## The exercise
How many lines in the records below contain the word "Szoftverútmutató"? Answer with the number alone.
##### Data supplied #####
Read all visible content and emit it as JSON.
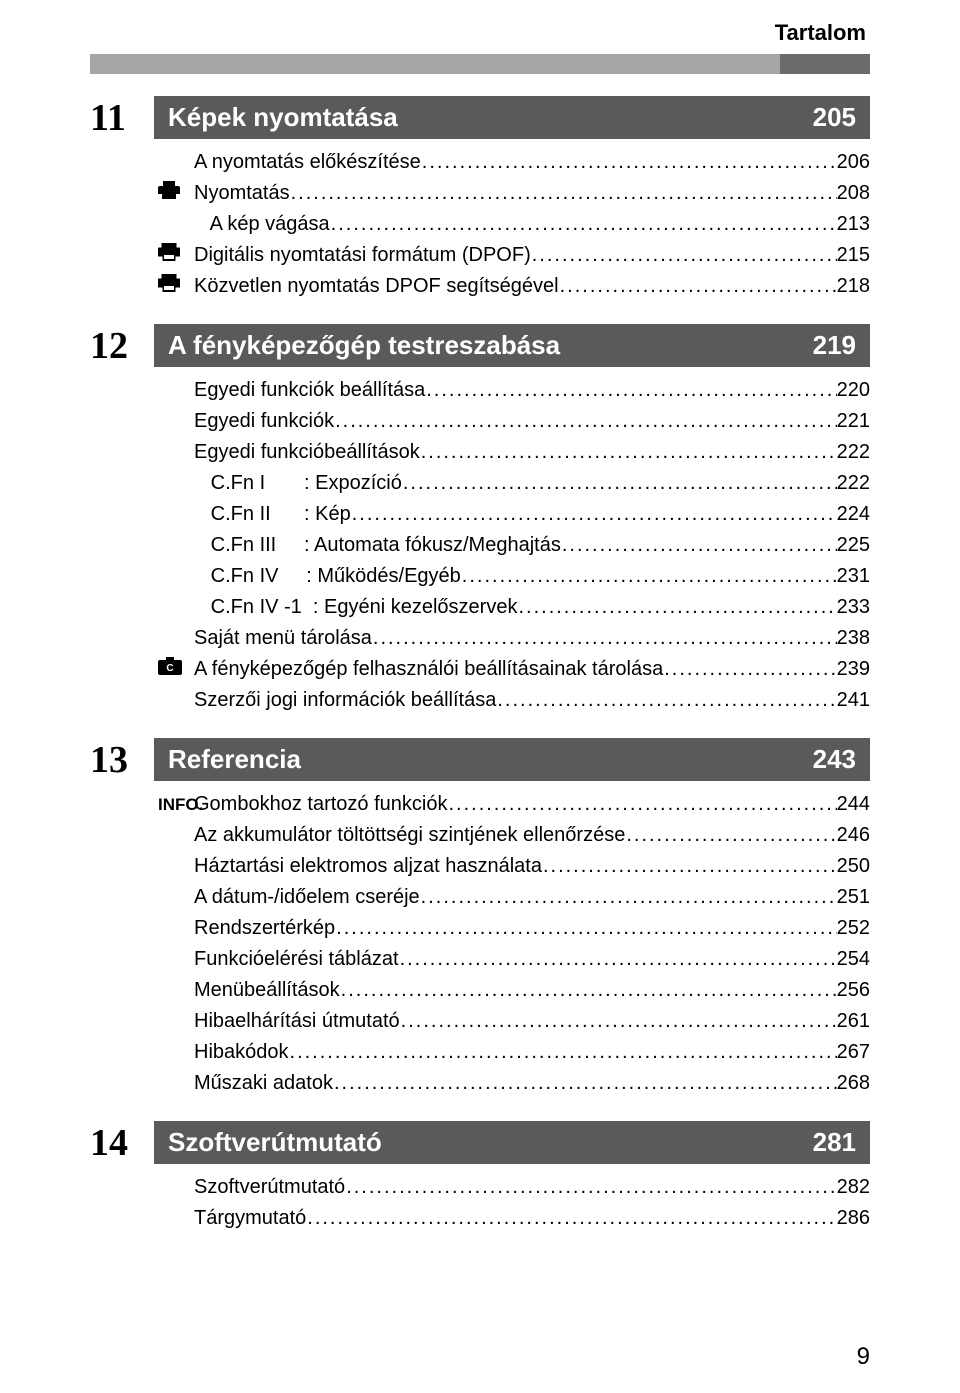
{
  "header_title": "Tartalom",
  "page_number": "9",
  "colors": {
    "header_bar_gray": "#a6a6a6",
    "header_bar_tab": "#6b6b6b",
    "section_bar": "#5a5a5a",
    "section_text": "#ffffff",
    "body_text": "#000000"
  },
  "sections": [
    {
      "num": "11",
      "title": "Képek nyomtatása",
      "page": "205",
      "entries": [
        {
          "icon": "",
          "label": "A nyomtatás előkészítése",
          "pg": "206"
        },
        {
          "icon": "print",
          "label": "Nyomtatás",
          "pg": "208"
        },
        {
          "icon": "",
          "label": "   A kép vágása",
          "pg": "213"
        },
        {
          "icon": "dpof",
          "label": "Digitális nyomtatási formátum (DPOF)",
          "pg": "215"
        },
        {
          "icon": "dpof",
          "label": "Közvetlen nyomtatás DPOF segítségével",
          "pg": "218"
        }
      ]
    },
    {
      "num": "12",
      "title": "A fényképezőgép testreszabása",
      "page": "219",
      "entries": [
        {
          "icon": "",
          "label": "Egyedi funkciók beállítása",
          "pg": "220"
        },
        {
          "icon": "",
          "label": "Egyedi funkciók",
          "pg": "221"
        },
        {
          "icon": "",
          "label": "Egyedi funkcióbeállítások",
          "pg": "222"
        },
        {
          "icon": "",
          "label": "   C.Fn I       : Expozíció",
          "pg": "222"
        },
        {
          "icon": "",
          "label": "   C.Fn II      : Kép",
          "pg": "224"
        },
        {
          "icon": "",
          "label": "   C.Fn III     : Automata fókusz/Meghajtás",
          "pg": "225"
        },
        {
          "icon": "",
          "label": "   C.Fn IV     : Működés/Egyéb",
          "pg": "231"
        },
        {
          "icon": "",
          "label": "   C.Fn IV -1  : Egyéni kezelőszervek",
          "pg": "233"
        },
        {
          "icon": "",
          "label": "Saját menü tárolása",
          "pg": "238"
        },
        {
          "icon": "camera",
          "label": "A fényképezőgép felhasználói beállításainak tárolása",
          "pg": "239"
        },
        {
          "icon": "",
          "label": "Szerzői jogi információk beállítása",
          "pg": "241"
        }
      ]
    },
    {
      "num": "13",
      "title": "Referencia",
      "page": "243",
      "entries": [
        {
          "icon": "info",
          "label": "Gombokhoz tartozó funkciók",
          "pg": "244"
        },
        {
          "icon": "",
          "label": "Az akkumulátor töltöttségi szintjének ellenőrzése",
          "pg": "246"
        },
        {
          "icon": "",
          "label": "Háztartási elektromos aljzat használata",
          "pg": "250"
        },
        {
          "icon": "",
          "label": "A dátum-/időelem cseréje",
          "pg": "251"
        },
        {
          "icon": "",
          "label": "Rendszertérkép",
          "pg": "252"
        },
        {
          "icon": "",
          "label": "Funkcióelérési táblázat",
          "pg": "254"
        },
        {
          "icon": "",
          "label": "Menübeállítások",
          "pg": "256"
        },
        {
          "icon": "",
          "label": "Hibaelhárítási útmutató",
          "pg": "261"
        },
        {
          "icon": "",
          "label": "Hibakódok",
          "pg": "267"
        },
        {
          "icon": "",
          "label": "Műszaki adatok",
          "pg": "268"
        }
      ]
    },
    {
      "num": "14",
      "title": "Szoftverútmutató",
      "page": "281",
      "entries": [
        {
          "icon": "",
          "label": "Szoftverútmutató",
          "pg": "282"
        },
        {
          "icon": "",
          "label": "Tárgymutató",
          "pg": "286"
        }
      ]
    }
  ]
}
#####
## Result of the task
2